_REQUIRED TASKS:_
a) Quote from the passage about Sackville's Case the part that opens with the words containing "The subsequent proceedings" and closes with "over former servicemembers.".
b) In the passage about Sackville's Case, condense the paragraph beginning "The subsequent proceedings left a small but significant mark" into a shorter version that keeps its main facts.

_QUOTED PASSAGE:_
At Volokh Conspiracy, Christian Burset (Notre Dame) (guest-blogging): Advisory Opinions and Military Jurisdiction: New Light on Sackville's Case (1760). From the introduction:
Every year since 1967, the British consulate in Chicago has received an anonymous delivery of roses on August 1. The mysterious flowers commemorate the Battle of Minden (1759), when British and German forces defeated the French army. Some British regiments still celebrate Minden, which helped set the stage for Britain's victory in the Seven Years' War. But it was an unhappy occasion for Britain's senior commander, Lord George Sackville, who was accused of cowardice when he failed to pursue and decisively destroy the retreating French. After the battle, Sackville resigned his commission and returned to England, where he decided that the only way to recover his reputation was to have a court-martial judge his actions and (he hoped) exonerate him.
The subsequent proceedings left a small but significant mark on U.S. constitutional law. Because Sackville was no longer an officer, it wasn't clear that he could be judged under military law. George II asked the twelve common-law judges for their advice on the matter, and they complied. Their terse opinion found "no ground to doubt of the legality of the jurisdiction of a Court-Martial" in Sackville's situation—i.e., an ex-officer being tried "for a military offence lately committed by him while in actual service and pay as an officer." For that reason, courts, lawyers, and scholars have cited Sackville's Case to illuminate Founding-era understandings of military jurisdiction over former servicemembers.

_SOURCE MATERIAL:_
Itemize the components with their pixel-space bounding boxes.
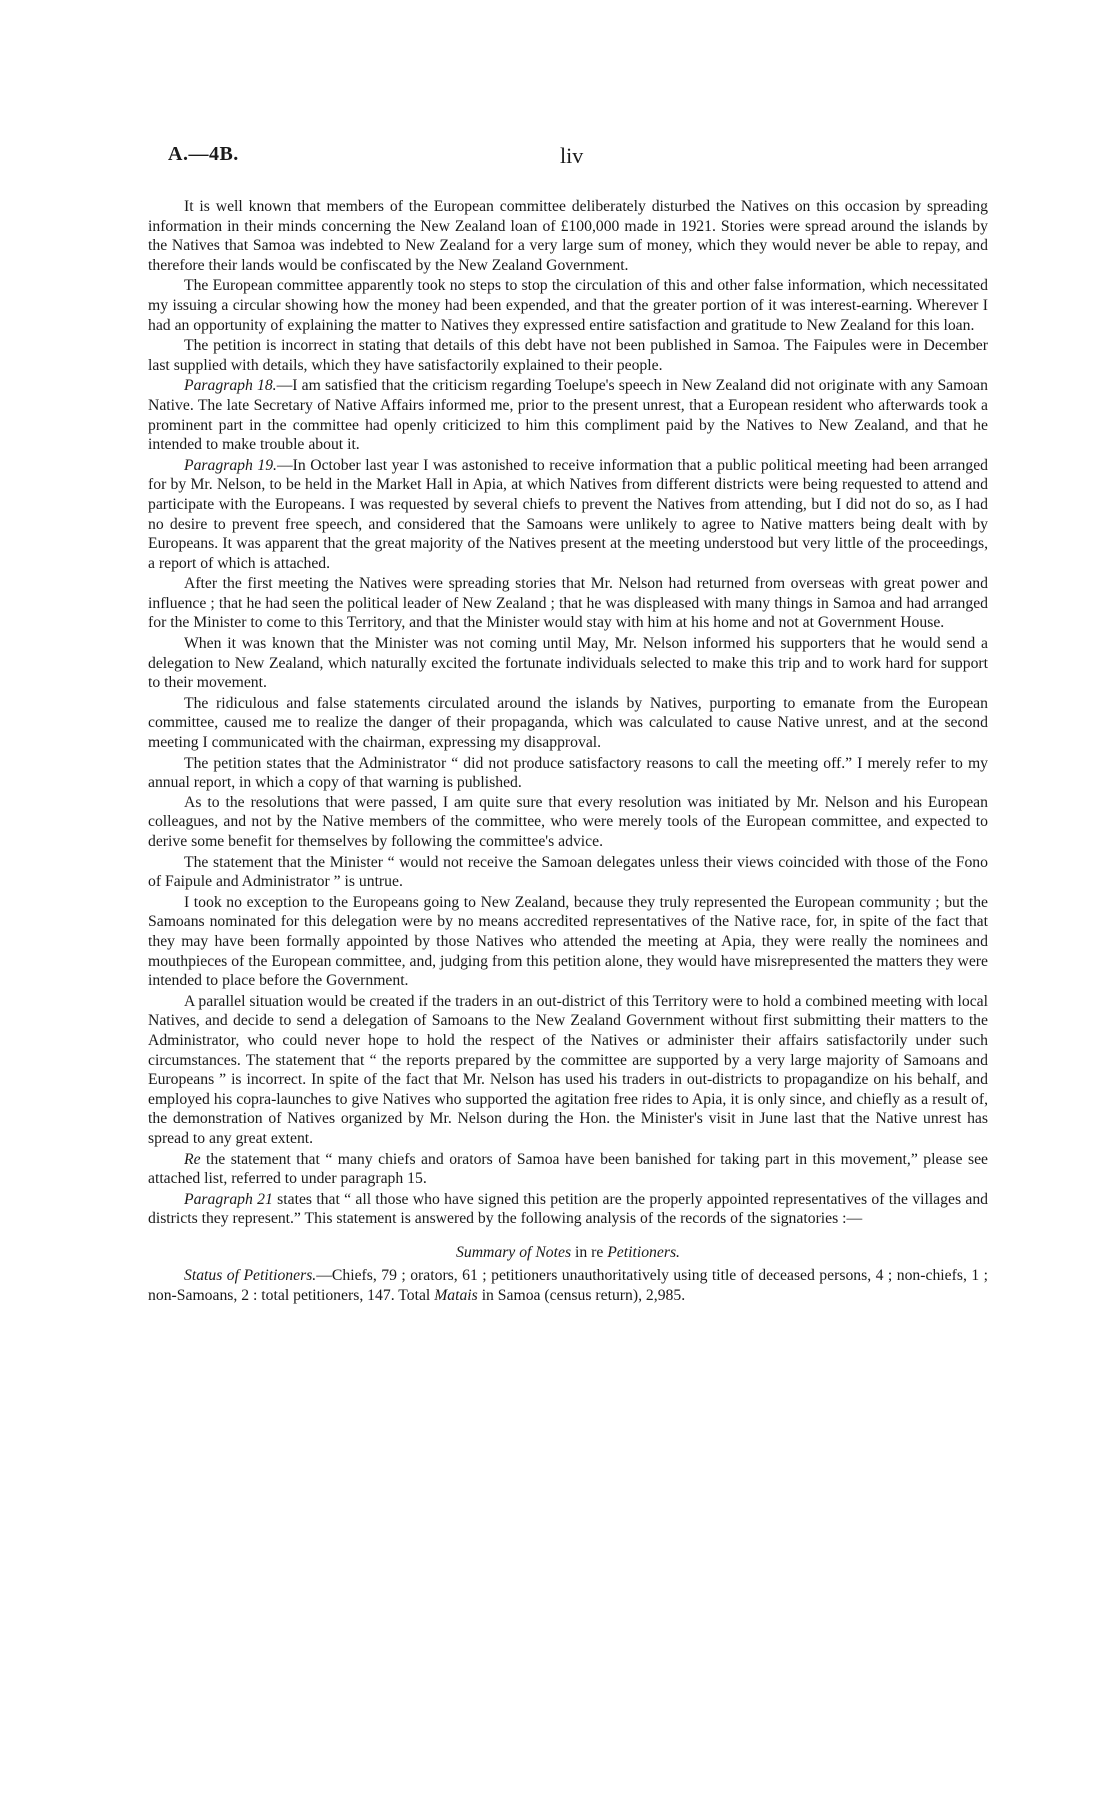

_PROBLEM SOLUTIONS:_
a)
The subsequent proceedings left a small but significant mark on U.S. constitutional law. Because Sackville was no longer an officer, it wasn't clear that he could be judged under military law. George II asked the twelve common-law judges for their advice on the matter, and they complied. Their terse opinion found "no ground to doubt of the legality of the jurisdiction of a Court-Martial" in Sackville's situation—i.e., an ex-officer being tried "for a military offence lately committed by him while in actual service and pay as an officer." For that reason, courts, lawyers, and scholars have cited Sackville's Case to illuminate Founding-era understandings of military jurisdiction over former servicemembers.

b) Sackville's proceedings left a small but significant mark on U.S. constitutional law. Since he was no longer an officer, it was unclear whether military law could judge him. George II asked the twelve common-law judges for advice. Their brief opinion found "no ground to doubt" a court-martial's jurisdiction over an ex-officer tried for a military offense recently committed while serving. Courts, lawyers, and scholars have since cited the case to clarify Founding-era views on military jurisdiction over former servicemembers.